:: WORK INSTRUCTIONS ::
Quote the full listing word for word.

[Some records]

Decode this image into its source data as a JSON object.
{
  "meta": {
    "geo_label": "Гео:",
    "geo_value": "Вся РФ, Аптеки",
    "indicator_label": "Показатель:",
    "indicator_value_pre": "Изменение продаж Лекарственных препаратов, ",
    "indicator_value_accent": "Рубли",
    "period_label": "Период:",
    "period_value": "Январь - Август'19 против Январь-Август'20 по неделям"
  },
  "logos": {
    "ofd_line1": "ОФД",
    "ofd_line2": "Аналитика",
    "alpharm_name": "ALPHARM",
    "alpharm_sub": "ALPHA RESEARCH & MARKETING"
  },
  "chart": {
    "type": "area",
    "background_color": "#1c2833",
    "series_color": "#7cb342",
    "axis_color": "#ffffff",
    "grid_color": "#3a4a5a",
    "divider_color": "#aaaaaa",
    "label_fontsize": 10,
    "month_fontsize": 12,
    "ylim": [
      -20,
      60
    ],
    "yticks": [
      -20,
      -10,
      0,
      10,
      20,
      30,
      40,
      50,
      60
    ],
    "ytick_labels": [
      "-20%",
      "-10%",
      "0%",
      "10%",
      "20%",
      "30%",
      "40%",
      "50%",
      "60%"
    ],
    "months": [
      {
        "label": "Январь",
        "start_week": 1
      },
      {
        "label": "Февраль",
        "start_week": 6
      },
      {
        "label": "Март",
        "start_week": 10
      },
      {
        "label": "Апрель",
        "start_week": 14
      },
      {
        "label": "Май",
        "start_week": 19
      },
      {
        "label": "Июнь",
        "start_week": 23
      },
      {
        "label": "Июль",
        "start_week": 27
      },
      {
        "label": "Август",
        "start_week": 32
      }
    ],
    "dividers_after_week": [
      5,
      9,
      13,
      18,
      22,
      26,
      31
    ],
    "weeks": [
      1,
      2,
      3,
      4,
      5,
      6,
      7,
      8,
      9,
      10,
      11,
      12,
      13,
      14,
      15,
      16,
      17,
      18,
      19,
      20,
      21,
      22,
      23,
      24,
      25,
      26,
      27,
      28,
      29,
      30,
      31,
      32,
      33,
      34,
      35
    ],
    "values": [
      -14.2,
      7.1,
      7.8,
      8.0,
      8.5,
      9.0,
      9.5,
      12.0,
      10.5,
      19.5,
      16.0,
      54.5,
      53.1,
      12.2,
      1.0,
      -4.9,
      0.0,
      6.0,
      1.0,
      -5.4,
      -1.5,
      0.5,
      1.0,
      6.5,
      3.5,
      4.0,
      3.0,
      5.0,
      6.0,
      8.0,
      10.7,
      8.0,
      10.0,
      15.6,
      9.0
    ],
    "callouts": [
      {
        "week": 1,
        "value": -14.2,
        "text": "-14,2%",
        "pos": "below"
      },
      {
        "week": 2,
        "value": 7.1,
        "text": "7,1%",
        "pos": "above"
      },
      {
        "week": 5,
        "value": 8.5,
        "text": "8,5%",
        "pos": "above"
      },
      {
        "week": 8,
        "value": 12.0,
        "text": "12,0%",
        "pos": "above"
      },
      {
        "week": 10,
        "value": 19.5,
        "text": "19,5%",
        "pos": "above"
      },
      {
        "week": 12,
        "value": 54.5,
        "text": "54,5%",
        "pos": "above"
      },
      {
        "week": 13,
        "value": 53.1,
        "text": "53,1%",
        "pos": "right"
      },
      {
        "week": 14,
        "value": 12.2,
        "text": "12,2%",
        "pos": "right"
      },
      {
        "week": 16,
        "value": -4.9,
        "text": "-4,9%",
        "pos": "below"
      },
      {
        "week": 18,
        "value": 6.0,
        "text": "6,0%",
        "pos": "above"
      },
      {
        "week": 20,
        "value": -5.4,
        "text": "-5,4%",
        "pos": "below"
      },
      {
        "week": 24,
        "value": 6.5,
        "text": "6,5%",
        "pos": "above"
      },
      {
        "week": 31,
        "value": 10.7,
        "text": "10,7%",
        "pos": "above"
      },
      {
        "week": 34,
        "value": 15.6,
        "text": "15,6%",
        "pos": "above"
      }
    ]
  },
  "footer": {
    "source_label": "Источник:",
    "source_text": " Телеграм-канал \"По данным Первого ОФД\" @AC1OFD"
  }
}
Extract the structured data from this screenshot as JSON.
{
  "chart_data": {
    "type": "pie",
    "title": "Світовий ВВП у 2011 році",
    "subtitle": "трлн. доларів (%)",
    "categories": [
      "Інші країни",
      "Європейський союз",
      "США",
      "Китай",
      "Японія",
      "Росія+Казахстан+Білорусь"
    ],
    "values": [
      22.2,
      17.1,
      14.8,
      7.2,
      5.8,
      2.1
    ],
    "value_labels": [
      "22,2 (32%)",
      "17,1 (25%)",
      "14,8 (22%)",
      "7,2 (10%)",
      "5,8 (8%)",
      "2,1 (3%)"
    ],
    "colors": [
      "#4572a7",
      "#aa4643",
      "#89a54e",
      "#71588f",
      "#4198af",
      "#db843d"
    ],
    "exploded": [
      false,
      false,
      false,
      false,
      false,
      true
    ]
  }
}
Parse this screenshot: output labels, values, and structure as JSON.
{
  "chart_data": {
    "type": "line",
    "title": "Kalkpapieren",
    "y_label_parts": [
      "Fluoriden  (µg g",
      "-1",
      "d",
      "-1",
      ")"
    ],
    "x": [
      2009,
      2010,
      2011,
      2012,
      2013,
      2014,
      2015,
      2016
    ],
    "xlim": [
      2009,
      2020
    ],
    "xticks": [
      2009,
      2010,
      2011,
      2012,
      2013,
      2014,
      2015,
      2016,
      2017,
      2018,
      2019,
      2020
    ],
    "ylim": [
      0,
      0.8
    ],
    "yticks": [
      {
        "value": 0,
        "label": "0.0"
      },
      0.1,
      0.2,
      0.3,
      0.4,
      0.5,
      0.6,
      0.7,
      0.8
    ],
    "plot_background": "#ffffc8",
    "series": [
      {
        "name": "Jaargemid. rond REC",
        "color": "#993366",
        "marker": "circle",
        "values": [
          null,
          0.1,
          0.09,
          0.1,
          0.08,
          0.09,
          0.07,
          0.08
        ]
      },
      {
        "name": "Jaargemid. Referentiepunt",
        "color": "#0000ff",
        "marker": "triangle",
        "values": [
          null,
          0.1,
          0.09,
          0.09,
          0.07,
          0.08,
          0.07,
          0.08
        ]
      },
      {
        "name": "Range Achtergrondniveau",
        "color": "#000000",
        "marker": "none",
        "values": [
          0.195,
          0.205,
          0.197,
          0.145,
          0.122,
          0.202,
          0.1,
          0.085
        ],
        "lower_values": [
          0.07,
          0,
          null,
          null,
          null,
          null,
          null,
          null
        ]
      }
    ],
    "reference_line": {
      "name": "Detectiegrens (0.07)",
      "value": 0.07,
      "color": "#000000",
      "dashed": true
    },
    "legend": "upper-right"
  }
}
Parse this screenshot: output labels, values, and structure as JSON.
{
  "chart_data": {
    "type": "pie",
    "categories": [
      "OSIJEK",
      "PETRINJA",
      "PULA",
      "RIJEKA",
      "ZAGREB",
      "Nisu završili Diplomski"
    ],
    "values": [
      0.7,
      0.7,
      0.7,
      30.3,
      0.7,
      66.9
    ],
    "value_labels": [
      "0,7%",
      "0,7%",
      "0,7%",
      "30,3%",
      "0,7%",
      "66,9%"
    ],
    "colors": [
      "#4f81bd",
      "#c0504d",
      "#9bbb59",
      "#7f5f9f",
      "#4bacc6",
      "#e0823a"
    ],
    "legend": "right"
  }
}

:: OUTPUT FOR THIS EXERCISE ::
Decode this image into its source data as a JSON object.
{
  "meta": {
    "geo_label": "Гео:",
    "geo_value": "Вся РФ, Аптеки",
    "indicator_label": "Показатель:",
    "indicator_value_pre": "Изменение продаж Лекарственных препаратов, ",
    "indicator_value_accent": "Рубли",
    "period_label": "Период:",
    "period_value": "Январь - Август'19 против Январь-Август'20 по неделям"
  },
  "logos": {
    "ofd_line1": "ОФД",
    "ofd_line2": "Аналитика",
    "alpharm_name": "ALPHARM",
    "alpharm_sub": "ALPHA RESEARCH & MARKETING"
  },
  "chart": {
    "type": "area",
    "background_color": "#1c2833",
    "series_color": "#7cb342",
    "axis_color": "#ffffff",
    "grid_color": "#3a4a5a",
    "divider_color": "#aaaaaa",
    "label_fontsize": 10,
    "month_fontsize": 12,
    "ylim": [
      -20,
      60
    ],
    "yticks": [
      -20,
      -10,
      0,
      10,
      20,
      30,
      40,
      50,
      60
    ],
    "ytick_labels": [
      "-20%",
      "-10%",
      "0%",
      "10%",
      "20%",
      "30%",
      "40%",
      "50%",
      "60%"
    ],
    "months": [
      {
        "label": "Январь",
        "start_week": 1
      },
      {
        "label": "Февраль",
        "start_week": 6
      },
      {
        "label": "Март",
        "start_week": 10
      },
      {
        "label": "Апрель",
        "start_week": 14
      },
      {
        "label": "Май",
        "start_week": 19
      },
      {
        "label": "Июнь",
        "start_week": 23
      },
      {
        "label": "Июль",
        "start_week": 27
      },
      {
        "label": "Август",
        "start_week": 32
      }
    ],
    "dividers_after_week": [
      5,
      9,
      13,
      18,
      22,
      26,
      31
    ],
    "weeks": [
      1,
      2,
      3,
      4,
      5,
      6,
      7,
      8,
      9,
      10,
      11,
      12,
      13,
      14,
      15,
      16,
      17,
      18,
      19,
      20,
      21,
      22,
      23,
      24,
      25,
      26,
      27,
      28,
      29,
      30,
      31,
      32,
      33,
      34,
      35
    ],
    "values": [
      -14.2,
      7.1,
      7.8,
      8.0,
      8.5,
      9.0,
      9.5,
      12.0,
      10.5,
      19.5,
      16.0,
      54.5,
      53.1,
      12.2,
      1.0,
      -4.9,
      0.0,
      6.0,
      1.0,
      -5.4,
      -1.5,
      0.5,
      1.0,
      6.5,
      3.5,
      4.0,
      3.0,
      5.0,
      6.0,
      8.0,
      10.7,
      8.0,
      10.0,
      15.6,
      9.0
    ],
    "callouts": [
      {
        "week": 1,
        "value": -14.2,
        "text": "-14,2%",
        "pos": "below"
      },
      {
        "week": 2,
        "value": 7.1,
        "text": "7,1%",
        "pos": "above"
      },
      {
        "week": 5,
        "value": 8.5,
        "text": "8,5%",
        "pos": "above"
      },
      {
        "week": 8,
        "value": 12.0,
        "text": "12,0%",
        "pos": "above"
      },
      {
        "week": 10,
        "value": 19.5,
        "text": "19,5%",
        "pos": "above"
      },
      {
        "week": 12,
        "value": 54.5,
        "text": "54,5%",
        "pos": "above"
      },
      {
        "week": 13,
        "value": 53.1,
        "text": "53,1%",
        "pos": "right"
      },
      {
        "week": 14,
        "value": 12.2,
        "text": "12,2%",
        "pos": "right"
      },
      {
        "week": 16,
        "value": -4.9,
        "text": "-4,9%",
        "pos": "below"
      },
      {
        "week": 18,
        "value": 6.0,
        "text": "6,0%",
        "pos": "above"
      },
      {
        "week": 20,
        "value": -5.4,
        "text": "-5,4%",
        "pos": "below"
      },
      {
        "week": 24,
        "value": 6.5,
        "text": "6,5%",
        "pos": "above"
      },
      {
        "week": 31,
        "value": 10.7,
        "text": "10,7%",
        "pos": "above"
      },
      {
        "week": 34,
        "value": 15.6,
        "text": "15,6%",
        "pos": "above"
      }
    ]
  },
  "footer": {
    "source_label": "Источник:",
    "source_text": " Телеграм-канал \"По данным Первого ОФД\" @AC1OFD"
  }
}
Extract the structured data from this screenshot as JSON.
{
  "chart_data": {
    "type": "pie",
    "title": "Світовий ВВП у 2011 році",
    "subtitle": "трлн. доларів (%)",
    "categories": [
      "Інші країни",
      "Європейський союз",
      "США",
      "Китай",
      "Японія",
      "Росія+Казахстан+Білорусь"
    ],
    "values": [
      22.2,
      17.1,
      14.8,
      7.2,
      5.8,
      2.1
    ],
    "value_labels": [
      "22,2 (32%)",
      "17,1 (25%)",
      "14,8 (22%)",
      "7,2 (10%)",
      "5,8 (8%)",
      "2,1 (3%)"
    ],
    "colors": [
      "#4572a7",
      "#aa4643",
      "#89a54e",
      "#71588f",
      "#4198af",
      "#db843d"
    ],
    "exploded": [
      false,
      false,
      false,
      false,
      false,
      true
    ]
  }
}
Parse this screenshot: output labels, values, and structure as JSON.
{
  "chart_data": {
    "type": "line",
    "title": "Kalkpapieren",
    "y_label_parts": [
      "Fluoriden  (µg g",
      "-1",
      "d",
      "-1",
      ")"
    ],
    "x": [
      2009,
      2010,
      2011,
      2012,
      2013,
      2014,
      2015,
      2016
    ],
    "xlim": [
      2009,
      2020
    ],
    "xticks": [
      2009,
      2010,
      2011,
      2012,
      2013,
      2014,
      2015,
      2016,
      2017,
      2018,
      2019,
      2020
    ],
    "ylim": [
      0,
      0.8
    ],
    "yticks": [
      {
        "value": 0,
        "label": "0.0"
      },
      0.1,
      0.2,
      0.3,
      0.4,
      0.5,
      0.6,
      0.7,
      0.8
    ],
    "plot_background": "#ffffc8",
    "series": [
      {
        "name": "Jaargemid. rond REC",
        "color": "#993366",
        "marker": "circle",
        "values": [
          null,
          0.1,
          0.09,
          0.1,
          0.08,
          0.09,
          0.07,
          0.08
        ]
      },
      {
        "name": "Jaargemid. Referentiepunt",
        "color": "#0000ff",
        "marker": "triangle",
        "values": [
          null,
          0.1,
          0.09,
          0.09,
          0.07,
          0.08,
          0.07,
          0.08
        ]
      },
      {
        "name": "Range Achtergrondniveau",
        "color": "#000000",
        "marker": "none",
        "values": [
          0.195,
          0.205,
          0.197,
          0.145,
          0.122,
          0.202,
          0.1,
          0.085
        ],
        "lower_values": [
          0.07,
          0,
          null,
          null,
          null,
          null,
          null,
          null
        ]
      }
    ],
    "reference_line": {
      "name": "Detectiegrens (0.07)",
      "value": 0.07,
      "color": "#000000",
      "dashed": true
    },
    "legend": "upper-right"
  }
}
Parse this screenshot: output labels, values, and structure as JSON.
{
  "chart_data": {
    "type": "pie",
    "categories": [
      "OSIJEK",
      "PETRINJA",
      "PULA",
      "RIJEKA",
      "ZAGREB",
      "Nisu završili Diplomski"
    ],
    "values": [
      0.7,
      0.7,
      0.7,
      30.3,
      0.7,
      66.9
    ],
    "value_labels": [
      "0,7%",
      "0,7%",
      "0,7%",
      "30,3%",
      "0,7%",
      "66,9%"
    ],
    "colors": [
      "#4f81bd",
      "#c0504d",
      "#9bbb59",
      "#7f5f9f",
      "#4bacc6",
      "#e0823a"
    ],
    "legend": "right"
  }
}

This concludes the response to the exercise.